• _Do this_:
Without the pictures, copy all the entries below exactly.

◇ ◇ ◇ ◇ ◇

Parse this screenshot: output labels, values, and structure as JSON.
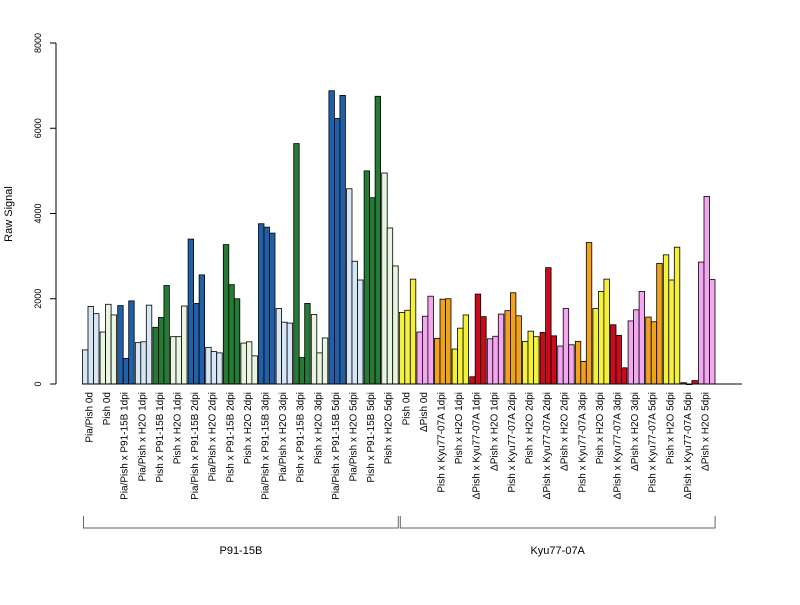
{
  "chart_data": {
    "type": "bar",
    "ylabel": "Raw Signal",
    "ylim": [
      0,
      8000
    ],
    "yticks": [
      0,
      2000,
      4000,
      6000,
      8000
    ],
    "grid": false,
    "legend": "none",
    "categories": [
      "Pia/Pish 0d",
      "Pish 0d",
      "Pia/Pish x P91-15B 1dpi",
      "Pia/Pish x H2O 1dpi",
      "Pish x P91-15B 1dpi",
      "Pish x H2O 1dpi",
      "Pia/Pish x P91-15B 2dpi",
      "Pia/Pish x H2O 2dpi",
      "Pish x P91-15B 2dpi",
      "Pish x H2O 2dpi",
      "Pia/Pish x P91-15B 3dpi",
      "Pia/Pish x H2O 3dpi",
      "Pish x P91-15B 3dpi",
      "Pish x H2O 3dpi",
      "Pia/Pish x P91-15B 5dpi",
      "Pia/Pish x H2O 5dpi",
      "Pish x P91-15B 5dpi",
      "Pish x H2O 5dpi",
      "Pish 0d",
      "ΔPish 0d",
      "Pish x Kyu77-07A 1dpi",
      "Pish x H2O 1dpi",
      "ΔPish x Kyu77-07A 1dpi",
      "ΔPish x H2O 1dpi",
      "Pish x Kyu77-07A 2dpi",
      "Pish x H2O 2dpi",
      "ΔPish x Kyu77-07A 2dpi",
      "ΔPish x H2O 2dpi",
      "Pish x Kyu77-07A 3dpi",
      "Pish x H2O 3dpi",
      "ΔPish x Kyu77-07A 3dpi",
      "ΔPish x H2O 3dpi",
      "Pish x Kyu77-07A 5dpi",
      "Pish x H2O 5dpi",
      "ΔPish x Kyu77-07A 5dpi",
      "ΔPish x H2O 5dpi"
    ],
    "colors": {
      "light_blue": "#d6e6f5",
      "light_green": "#e8f5e1",
      "dark_blue": "#2160a8",
      "dark_green": "#267a35",
      "yellow": "#f5f03a",
      "pink": "#f5a6f0",
      "orange": "#f0a11f",
      "red": "#cc0a1e"
    },
    "groups": [
      {
        "color": "light_blue",
        "values": [
          800,
          1820,
          1650
        ]
      },
      {
        "color": "light_green",
        "values": [
          1220,
          1870,
          1620
        ]
      },
      {
        "color": "dark_blue",
        "values": [
          1840,
          600,
          1950
        ]
      },
      {
        "color": "light_blue",
        "values": [
          970,
          990,
          1850
        ]
      },
      {
        "color": "dark_green",
        "values": [
          1330,
          1560,
          2310
        ]
      },
      {
        "color": "light_green",
        "values": [
          1110,
          1110,
          1830
        ]
      },
      {
        "color": "dark_blue",
        "values": [
          3400,
          1890,
          2560
        ]
      },
      {
        "color": "light_blue",
        "values": [
          860,
          760,
          730
        ]
      },
      {
        "color": "dark_green",
        "values": [
          3270,
          2330,
          2000
        ]
      },
      {
        "color": "light_green",
        "values": [
          960,
          990,
          660
        ]
      },
      {
        "color": "dark_blue",
        "values": [
          3760,
          3680,
          3540
        ]
      },
      {
        "color": "light_blue",
        "values": [
          1770,
          1450,
          1430
        ]
      },
      {
        "color": "dark_green",
        "values": [
          5640,
          620,
          1890
        ]
      },
      {
        "color": "light_green",
        "values": [
          1630,
          730,
          1080
        ]
      },
      {
        "color": "dark_blue",
        "values": [
          6880,
          6230,
          6770
        ]
      },
      {
        "color": "light_blue",
        "values": [
          4580,
          2880,
          2440
        ]
      },
      {
        "color": "dark_green",
        "values": [
          5000,
          4370,
          6750
        ]
      },
      {
        "color": "light_green",
        "values": [
          4950,
          3660,
          2770
        ]
      },
      {
        "color": "yellow",
        "values": [
          1680,
          1730,
          2460
        ]
      },
      {
        "color": "pink",
        "values": [
          1220,
          1590,
          2060
        ]
      },
      {
        "color": "orange",
        "values": [
          1070,
          1990,
          2000
        ]
      },
      {
        "color": "yellow",
        "values": [
          820,
          1310,
          1620
        ]
      },
      {
        "color": "red",
        "values": [
          170,
          2110,
          1580
        ]
      },
      {
        "color": "pink",
        "values": [
          1060,
          1120,
          1640
        ]
      },
      {
        "color": "orange",
        "values": [
          1720,
          2140,
          1600
        ]
      },
      {
        "color": "yellow",
        "values": [
          1000,
          1240,
          1110
        ]
      },
      {
        "color": "red",
        "values": [
          1210,
          2730,
          1130
        ]
      },
      {
        "color": "pink",
        "values": [
          890,
          1770,
          920
        ]
      },
      {
        "color": "orange",
        "values": [
          1000,
          530,
          3320
        ]
      },
      {
        "color": "yellow",
        "values": [
          1770,
          2170,
          2460
        ]
      },
      {
        "color": "red",
        "values": [
          1390,
          1140,
          380
        ]
      },
      {
        "color": "pink",
        "values": [
          1480,
          1740,
          2170
        ]
      },
      {
        "color": "orange",
        "values": [
          1570,
          1460,
          2830
        ]
      },
      {
        "color": "yellow",
        "values": [
          3030,
          2440,
          3210
        ]
      },
      {
        "color": "red",
        "values": [
          30,
          0,
          80
        ]
      },
      {
        "color": "pink",
        "values": [
          2860,
          4400,
          2450
        ]
      }
    ],
    "sections": [
      {
        "label": "P91-15B",
        "from": 0,
        "to": 17
      },
      {
        "label": "Kyu77-07A",
        "from": 18,
        "to": 35
      }
    ]
  }
}
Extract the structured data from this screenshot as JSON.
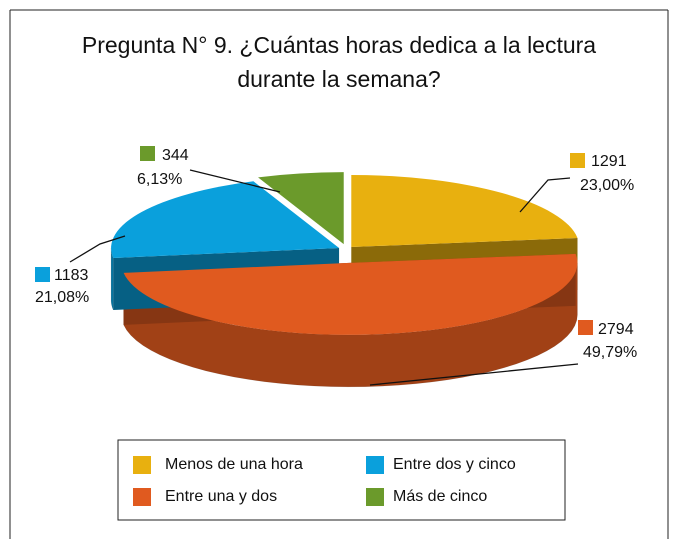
{
  "chart_data": {
    "type": "pie3d",
    "title": "Pregunta N° 9. ¿Cuántas horas dedica a la lectura",
    "subtitle": "durante la semana?",
    "categories": [
      "Menos de una hora",
      "Entre una y dos",
      "Entre dos y cinco",
      "Más de cinco"
    ],
    "values": [
      1291,
      2794,
      1183,
      344
    ],
    "percent_labels": [
      "23,00%",
      "49,79%",
      "21,08%",
      "6,13%"
    ],
    "colors": [
      "#e8b00f",
      "#e05a1f",
      "#0aa0dc",
      "#6b9a2b"
    ],
    "legend": "bottom"
  }
}
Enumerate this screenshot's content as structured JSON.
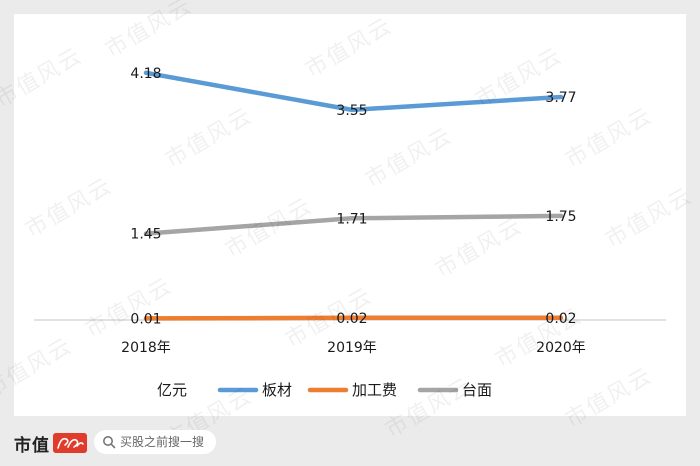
{
  "chart_data": {
    "type": "line",
    "categories": [
      "2018年",
      "2019年",
      "2020年"
    ],
    "series": [
      {
        "name": "板材",
        "values": [
          4.18,
          3.55,
          3.77
        ],
        "labels": [
          "4.18",
          "3.55",
          "3.77"
        ],
        "color": "#5b9bd5"
      },
      {
        "name": "加工费",
        "values": [
          0.01,
          0.02,
          0.02
        ],
        "labels": [
          "0.01",
          "0.02",
          "0.02"
        ],
        "color": "#ed7d31"
      },
      {
        "name": "台面",
        "values": [
          1.45,
          1.71,
          1.75
        ],
        "labels": [
          "1.45",
          "1.71",
          "1.75"
        ],
        "color": "#a5a5a5"
      }
    ],
    "unit_label": "亿元",
    "ylim": [
      0,
      4.5
    ],
    "grid": false,
    "legend_position": "bottom"
  },
  "watermark": "市值风云",
  "footer": {
    "brand": "市值",
    "logo_icon": "fengyun-logo-icon",
    "search_icon": "search-icon",
    "search_placeholder": "买股之前搜一搜"
  }
}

◇ ◇ ◇ ◇ ◇

• _Task response_:
Parse this screenshot: output labels, values, and structure as JSON.
{
  "chart_data": {
    "type": "bar",
    "ylabel": "Raw Signal",
    "ylim": [
      0,
      8000
    ],
    "yticks": [
      0,
      2000,
      4000,
      6000,
      8000
    ],
    "grid": false,
    "legend": "none",
    "categories": [
      "Pia/Pish 0d",
      "Pish 0d",
      "Pia/Pish x P91-15B 1dpi",
      "Pia/Pish x H2O 1dpi",
      "Pish x P91-15B 1dpi",
      "Pish x H2O 1dpi",
      "Pia/Pish x P91-15B 2dpi",
      "Pia/Pish x H2O 2dpi",
      "Pish x P91-15B 2dpi",
      "Pish x H2O 2dpi",
      "Pia/Pish x P91-15B 3dpi",
      "Pia/Pish x H2O 3dpi",
      "Pish x P91-15B 3dpi",
      "Pish x H2O 3dpi",
      "Pia/Pish x P91-15B 5dpi",
      "Pia/Pish x H2O 5dpi",
      "Pish x P91-15B 5dpi",
      "Pish x H2O 5dpi",
      "Pish 0d",
      "ΔPish 0d",
      "Pish x Kyu77-07A 1dpi",
      "Pish x H2O 1dpi",
      "ΔPish x Kyu77-07A 1dpi",
      "ΔPish x H2O 1dpi",
      "Pish x Kyu77-07A 2dpi",
      "Pish x H2O 2dpi",
      "ΔPish x Kyu77-07A 2dpi",
      "ΔPish x H2O 2dpi",
      "Pish x Kyu77-07A 3dpi",
      "Pish x H2O 3dpi",
      "ΔPish x Kyu77-07A 3dpi",
      "ΔPish x H2O 3dpi",
      "Pish x Kyu77-07A 5dpi",
      "Pish x H2O 5dpi",
      "ΔPish x Kyu77-07A 5dpi",
      "ΔPish x H2O 5dpi"
    ],
    "colors": {
      "light_blue": "#d6e6f5",
      "light_green": "#e8f5e1",
      "dark_blue": "#2160a8",
      "dark_green": "#267a35",
      "yellow": "#f5f03a",
      "pink": "#f5a6f0",
      "orange": "#f0a11f",
      "red": "#cc0a1e"
    },
    "groups": [
      {
        "color": "light_blue",
        "values": [
          800,
          1820,
          1650
        ]
      },
      {
        "color": "light_green",
        "values": [
          1220,
          1870,
          1620
        ]
      },
      {
        "color": "dark_blue",
        "values": [
          1840,
          600,
          1950
        ]
      },
      {
        "color": "light_blue",
        "values": [
          970,
          990,
          1850
        ]
      },
      {
        "color": "dark_green",
        "values": [
          1330,
          1560,
          2310
        ]
      },
      {
        "color": "light_green",
        "values": [
          1110,
          1110,
          1830
        ]
      },
      {
        "color": "dark_blue",
        "values": [
          3400,
          1890,
          2560
        ]
      },
      {
        "color": "light_blue",
        "values": [
          860,
          760,
          730
        ]
      },
      {
        "color": "dark_green",
        "values": [
          3270,
          2330,
          2000
        ]
      },
      {
        "color": "light_green",
        "values": [
          960,
          990,
          660
        ]
      },
      {
        "color": "dark_blue",
        "values": [
          3760,
          3680,
          3540
        ]
      },
      {
        "color": "light_blue",
        "values": [
          1770,
          1450,
          1430
        ]
      },
      {
        "color": "dark_green",
        "values": [
          5640,
          620,
          1890
        ]
      },
      {
        "color": "light_green",
        "values": [
          1630,
          730,
          1080
        ]
      },
      {
        "color": "dark_blue",
        "values": [
          6880,
          6230,
          6770
        ]
      },
      {
        "color": "light_blue",
        "values": [
          4580,
          2880,
          2440
        ]
      },
      {
        "color": "dark_green",
        "values": [
          5000,
          4370,
          6750
        ]
      },
      {
        "color": "light_green",
        "values": [
          4950,
          3660,
          2770
        ]
      },
      {
        "color": "yellow",
        "values": [
          1680,
          1730,
          2460
        ]
      },
      {
        "color": "pink",
        "values": [
          1220,
          1590,
          2060
        ]
      },
      {
        "color": "orange",
        "values": [
          1070,
          1990,
          2000
        ]
      },
      {
        "color": "yellow",
        "values": [
          820,
          1310,
          1620
        ]
      },
      {
        "color": "red",
        "values": [
          170,
          2110,
          1580
        ]
      },
      {
        "color": "pink",
        "values": [
          1060,
          1120,
          1640
        ]
      },
      {
        "color": "orange",
        "values": [
          1720,
          2140,
          1600
        ]
      },
      {
        "color": "yellow",
        "values": [
          1000,
          1240,
          1110
        ]
      },
      {
        "color": "red",
        "values": [
          1210,
          2730,
          1130
        ]
      },
      {
        "color": "pink",
        "values": [
          890,
          1770,
          920
        ]
      },
      {
        "color": "orange",
        "values": [
          1000,
          530,
          3320
        ]
      },
      {
        "color": "yellow",
        "values": [
          1770,
          2170,
          2460
        ]
      },
      {
        "color": "red",
        "values": [
          1390,
          1140,
          380
        ]
      },
      {
        "color": "pink",
        "values": [
          1480,
          1740,
          2170
        ]
      },
      {
        "color": "orange",
        "values": [
          1570,
          1460,
          2830
        ]
      },
      {
        "color": "yellow",
        "values": [
          3030,
          2440,
          3210
        ]
      },
      {
        "color": "red",
        "values": [
          30,
          0,
          80
        ]
      },
      {
        "color": "pink",
        "values": [
          2860,
          4400,
          2450
        ]
      }
    ],
    "sections": [
      {
        "label": "P91-15B",
        "from": 0,
        "to": 17
      },
      {
        "label": "Kyu77-07A",
        "from": 18,
        "to": 35
      }
    ]
  }
}
Extract the structured data from this screenshot as JSON.
{
  "chart_data": {
    "type": "pie3d",
    "title": "Pregunta N° 9. ¿Cuántas horas dedica a la lectura",
    "subtitle": "durante la semana?",
    "categories": [
      "Menos de una hora",
      "Entre una y dos",
      "Entre dos y cinco",
      "Más de cinco"
    ],
    "values": [
      1291,
      2794,
      1183,
      344
    ],
    "percent_labels": [
      "23,00%",
      "49,79%",
      "21,08%",
      "6,13%"
    ],
    "colors": [
      "#e8b00f",
      "#e05a1f",
      "#0aa0dc",
      "#6b9a2b"
    ],
    "legend": "bottom"
  }
}
Enumerate this screenshot's content as structured JSON.
{
  "chart_data": {
    "type": "line",
    "categories": [
      "2018年",
      "2019年",
      "2020年"
    ],
    "series": [
      {
        "name": "板材",
        "values": [
          4.18,
          3.55,
          3.77
        ],
        "labels": [
          "4.18",
          "3.55",
          "3.77"
        ],
        "color": "#5b9bd5"
      },
      {
        "name": "加工费",
        "values": [
          0.01,
          0.02,
          0.02
        ],
        "labels": [
          "0.01",
          "0.02",
          "0.02"
        ],
        "color": "#ed7d31"
      },
      {
        "name": "台面",
        "values": [
          1.45,
          1.71,
          1.75
        ],
        "labels": [
          "1.45",
          "1.71",
          "1.75"
        ],
        "color": "#a5a5a5"
      }
    ],
    "unit_label": "亿元",
    "ylim": [
      0,
      4.5
    ],
    "grid": false,
    "legend_position": "bottom"
  },
  "watermark": "市值风云",
  "footer": {
    "brand": "市值",
    "logo_icon": "fengyun-logo-icon",
    "search_icon": "search-icon",
    "search_placeholder": "买股之前搜一搜"
  }
}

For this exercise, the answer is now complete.